======== INFORMATION PROVIDED ========

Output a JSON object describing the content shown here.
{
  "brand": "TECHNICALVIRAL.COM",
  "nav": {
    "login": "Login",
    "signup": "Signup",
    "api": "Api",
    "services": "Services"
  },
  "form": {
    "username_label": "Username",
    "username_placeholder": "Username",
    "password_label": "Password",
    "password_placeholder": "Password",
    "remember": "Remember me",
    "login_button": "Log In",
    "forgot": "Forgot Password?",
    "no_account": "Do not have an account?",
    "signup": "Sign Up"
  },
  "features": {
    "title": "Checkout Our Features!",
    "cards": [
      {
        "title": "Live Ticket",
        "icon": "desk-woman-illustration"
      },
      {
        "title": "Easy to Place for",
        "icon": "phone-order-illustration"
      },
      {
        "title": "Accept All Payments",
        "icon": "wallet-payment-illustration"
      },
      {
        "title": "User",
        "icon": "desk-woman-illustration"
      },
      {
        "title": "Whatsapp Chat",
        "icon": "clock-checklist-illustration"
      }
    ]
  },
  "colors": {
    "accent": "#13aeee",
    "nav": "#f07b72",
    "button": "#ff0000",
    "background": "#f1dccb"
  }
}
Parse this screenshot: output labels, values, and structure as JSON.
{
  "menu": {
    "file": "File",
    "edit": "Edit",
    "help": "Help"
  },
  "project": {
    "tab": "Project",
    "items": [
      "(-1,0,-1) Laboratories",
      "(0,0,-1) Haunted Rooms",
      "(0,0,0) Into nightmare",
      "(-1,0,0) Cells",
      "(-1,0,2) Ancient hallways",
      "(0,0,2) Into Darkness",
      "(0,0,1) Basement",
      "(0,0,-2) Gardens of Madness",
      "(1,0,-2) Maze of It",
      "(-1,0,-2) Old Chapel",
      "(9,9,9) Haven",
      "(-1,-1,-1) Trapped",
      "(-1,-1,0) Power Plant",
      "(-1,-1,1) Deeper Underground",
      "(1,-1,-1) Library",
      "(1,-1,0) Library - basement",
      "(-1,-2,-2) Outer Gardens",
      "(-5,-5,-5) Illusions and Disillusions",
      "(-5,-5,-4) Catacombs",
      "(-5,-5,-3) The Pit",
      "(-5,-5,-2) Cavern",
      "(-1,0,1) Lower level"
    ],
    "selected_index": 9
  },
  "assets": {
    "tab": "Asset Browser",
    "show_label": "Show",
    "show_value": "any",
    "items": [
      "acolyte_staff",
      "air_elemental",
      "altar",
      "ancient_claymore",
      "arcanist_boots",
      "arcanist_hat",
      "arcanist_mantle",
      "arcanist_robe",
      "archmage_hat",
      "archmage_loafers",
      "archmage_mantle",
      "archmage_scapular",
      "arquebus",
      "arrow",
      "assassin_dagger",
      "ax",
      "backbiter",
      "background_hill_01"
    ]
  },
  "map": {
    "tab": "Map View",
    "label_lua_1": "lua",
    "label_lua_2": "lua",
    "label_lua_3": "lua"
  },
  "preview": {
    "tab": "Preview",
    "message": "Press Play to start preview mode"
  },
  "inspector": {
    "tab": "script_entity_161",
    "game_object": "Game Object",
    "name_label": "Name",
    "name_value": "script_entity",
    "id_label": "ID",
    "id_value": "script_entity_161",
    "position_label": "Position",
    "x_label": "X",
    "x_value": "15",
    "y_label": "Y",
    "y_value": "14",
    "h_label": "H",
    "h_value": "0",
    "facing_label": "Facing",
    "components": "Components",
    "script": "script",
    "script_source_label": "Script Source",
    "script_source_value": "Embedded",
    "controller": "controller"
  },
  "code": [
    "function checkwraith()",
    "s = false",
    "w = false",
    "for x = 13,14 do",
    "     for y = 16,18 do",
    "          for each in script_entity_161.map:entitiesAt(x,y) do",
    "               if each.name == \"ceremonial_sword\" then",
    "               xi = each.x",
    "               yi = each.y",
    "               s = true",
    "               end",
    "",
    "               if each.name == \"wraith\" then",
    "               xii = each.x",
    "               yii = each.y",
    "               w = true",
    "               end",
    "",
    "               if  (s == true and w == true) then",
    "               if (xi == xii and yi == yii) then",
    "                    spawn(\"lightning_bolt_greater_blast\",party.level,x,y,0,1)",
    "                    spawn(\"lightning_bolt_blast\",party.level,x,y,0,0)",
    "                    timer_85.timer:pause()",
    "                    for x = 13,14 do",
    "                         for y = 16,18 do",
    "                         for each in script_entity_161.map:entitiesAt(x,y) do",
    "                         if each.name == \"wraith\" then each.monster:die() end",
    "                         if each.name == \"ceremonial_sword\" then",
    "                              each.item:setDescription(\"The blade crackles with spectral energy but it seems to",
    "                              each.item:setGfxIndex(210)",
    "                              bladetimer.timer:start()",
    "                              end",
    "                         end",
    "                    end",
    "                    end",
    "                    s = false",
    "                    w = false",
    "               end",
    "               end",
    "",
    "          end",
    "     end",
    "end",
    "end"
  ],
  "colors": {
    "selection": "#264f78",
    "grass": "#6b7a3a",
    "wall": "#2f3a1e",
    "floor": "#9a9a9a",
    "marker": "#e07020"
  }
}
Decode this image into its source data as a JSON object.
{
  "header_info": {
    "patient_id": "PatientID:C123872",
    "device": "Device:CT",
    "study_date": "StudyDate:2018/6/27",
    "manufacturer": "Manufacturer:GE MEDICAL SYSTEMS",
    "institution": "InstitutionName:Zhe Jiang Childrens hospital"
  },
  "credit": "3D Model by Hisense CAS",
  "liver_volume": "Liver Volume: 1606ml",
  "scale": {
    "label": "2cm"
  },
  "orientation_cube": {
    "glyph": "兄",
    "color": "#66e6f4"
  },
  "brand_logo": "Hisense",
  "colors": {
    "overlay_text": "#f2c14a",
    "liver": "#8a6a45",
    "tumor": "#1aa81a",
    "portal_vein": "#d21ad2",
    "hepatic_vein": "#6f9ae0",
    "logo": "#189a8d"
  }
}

========

TASK BRIEF
The records above need to be retyped exactly.

ANSWER BOX
Output a JSON object describing the content shown here.
{
  "brand": "TECHNICALVIRAL.COM",
  "nav": {
    "login": "Login",
    "signup": "Signup",
    "api": "Api",
    "services": "Services"
  },
  "form": {
    "username_label": "Username",
    "username_placeholder": "Username",
    "password_label": "Password",
    "password_placeholder": "Password",
    "remember": "Remember me",
    "login_button": "Log In",
    "forgot": "Forgot Password?",
    "no_account": "Do not have an account?",
    "signup": "Sign Up"
  },
  "features": {
    "title": "Checkout Our Features!",
    "cards": [
      {
        "title": "Live Ticket",
        "icon": "desk-woman-illustration"
      },
      {
        "title": "Easy to Place for",
        "icon": "phone-order-illustration"
      },
      {
        "title": "Accept All Payments",
        "icon": "wallet-payment-illustration"
      },
      {
        "title": "User",
        "icon": "desk-woman-illustration"
      },
      {
        "title": "Whatsapp Chat",
        "icon": "clock-checklist-illustration"
      }
    ]
  },
  "colors": {
    "accent": "#13aeee",
    "nav": "#f07b72",
    "button": "#ff0000",
    "background": "#f1dccb"
  }
}
Parse this screenshot: output labels, values, and structure as JSON.
{
  "menu": {
    "file": "File",
    "edit": "Edit",
    "help": "Help"
  },
  "project": {
    "tab": "Project",
    "items": [
      "(-1,0,-1) Laboratories",
      "(0,0,-1) Haunted Rooms",
      "(0,0,0) Into nightmare",
      "(-1,0,0) Cells",
      "(-1,0,2) Ancient hallways",
      "(0,0,2) Into Darkness",
      "(0,0,1) Basement",
      "(0,0,-2) Gardens of Madness",
      "(1,0,-2) Maze of It",
      "(-1,0,-2) Old Chapel",
      "(9,9,9) Haven",
      "(-1,-1,-1) Trapped",
      "(-1,-1,0) Power Plant",
      "(-1,-1,1) Deeper Underground",
      "(1,-1,-1) Library",
      "(1,-1,0) Library - basement",
      "(-1,-2,-2) Outer Gardens",
      "(-5,-5,-5) Illusions and Disillusions",
      "(-5,-5,-4) Catacombs",
      "(-5,-5,-3) The Pit",
      "(-5,-5,-2) Cavern",
      "(-1,0,1) Lower level"
    ],
    "selected_index": 9
  },
  "assets": {
    "tab": "Asset Browser",
    "show_label": "Show",
    "show_value": "any",
    "items": [
      "acolyte_staff",
      "air_elemental",
      "altar",
      "ancient_claymore",
      "arcanist_boots",
      "arcanist_hat",
      "arcanist_mantle",
      "arcanist_robe",
      "archmage_hat",
      "archmage_loafers",
      "archmage_mantle",
      "archmage_scapular",
      "arquebus",
      "arrow",
      "assassin_dagger",
      "ax",
      "backbiter",
      "background_hill_01"
    ]
  },
  "map": {
    "tab": "Map View",
    "label_lua_1": "lua",
    "label_lua_2": "lua",
    "label_lua_3": "lua"
  },
  "preview": {
    "tab": "Preview",
    "message": "Press Play to start preview mode"
  },
  "inspector": {
    "tab": "script_entity_161",
    "game_object": "Game Object",
    "name_label": "Name",
    "name_value": "script_entity",
    "id_label": "ID",
    "id_value": "script_entity_161",
    "position_label": "Position",
    "x_label": "X",
    "x_value": "15",
    "y_label": "Y",
    "y_value": "14",
    "h_label": "H",
    "h_value": "0",
    "facing_label": "Facing",
    "components": "Components",
    "script": "script",
    "script_source_label": "Script Source",
    "script_source_value": "Embedded",
    "controller": "controller"
  },
  "code": [
    "function checkwraith()",
    "s = false",
    "w = false",
    "for x = 13,14 do",
    "     for y = 16,18 do",
    "          for each in script_entity_161.map:entitiesAt(x,y) do",
    "               if each.name == \"ceremonial_sword\" then",
    "               xi = each.x",
    "               yi = each.y",
    "               s = true",
    "               end",
    "",
    "               if each.name == \"wraith\" then",
    "               xii = each.x",
    "               yii = each.y",
    "               w = true",
    "               end",
    "",
    "               if  (s == true and w == true) then",
    "               if (xi == xii and yi == yii) then",
    "                    spawn(\"lightning_bolt_greater_blast\",party.level,x,y,0,1)",
    "                    spawn(\"lightning_bolt_blast\",party.level,x,y,0,0)",
    "                    timer_85.timer:pause()",
    "                    for x = 13,14 do",
    "                         for y = 16,18 do",
    "                         for each in script_entity_161.map:entitiesAt(x,y) do",
    "                         if each.name == \"wraith\" then each.monster:die() end",
    "                         if each.name == \"ceremonial_sword\" then",
    "                              each.item:setDescription(\"The blade crackles with spectral energy but it seems to",
    "                              each.item:setGfxIndex(210)",
    "                              bladetimer.timer:start()",
    "                              end",
    "                         end",
    "                    end",
    "                    end",
    "                    s = false",
    "                    w = false",
    "               end",
    "               end",
    "",
    "          end",
    "     end",
    "end",
    "end"
  ],
  "colors": {
    "selection": "#264f78",
    "grass": "#6b7a3a",
    "wall": "#2f3a1e",
    "floor": "#9a9a9a",
    "marker": "#e07020"
  }
}
Decode this image into its source data as a JSON object.
{
  "header_info": {
    "patient_id": "PatientID:C123872",
    "device": "Device:CT",
    "study_date": "StudyDate:2018/6/27",
    "manufacturer": "Manufacturer:GE MEDICAL SYSTEMS",
    "institution": "InstitutionName:Zhe Jiang Childrens hospital"
  },
  "credit": "3D Model by Hisense CAS",
  "liver_volume": "Liver Volume: 1606ml",
  "scale": {
    "label": "2cm"
  },
  "orientation_cube": {
    "glyph": "兄",
    "color": "#66e6f4"
  },
  "brand_logo": "Hisense",
  "colors": {
    "overlay_text": "#f2c14a",
    "liver": "#8a6a45",
    "tumor": "#1aa81a",
    "portal_vein": "#d21ad2",
    "hepatic_vein": "#6f9ae0",
    "logo": "#189a8d"
  }
}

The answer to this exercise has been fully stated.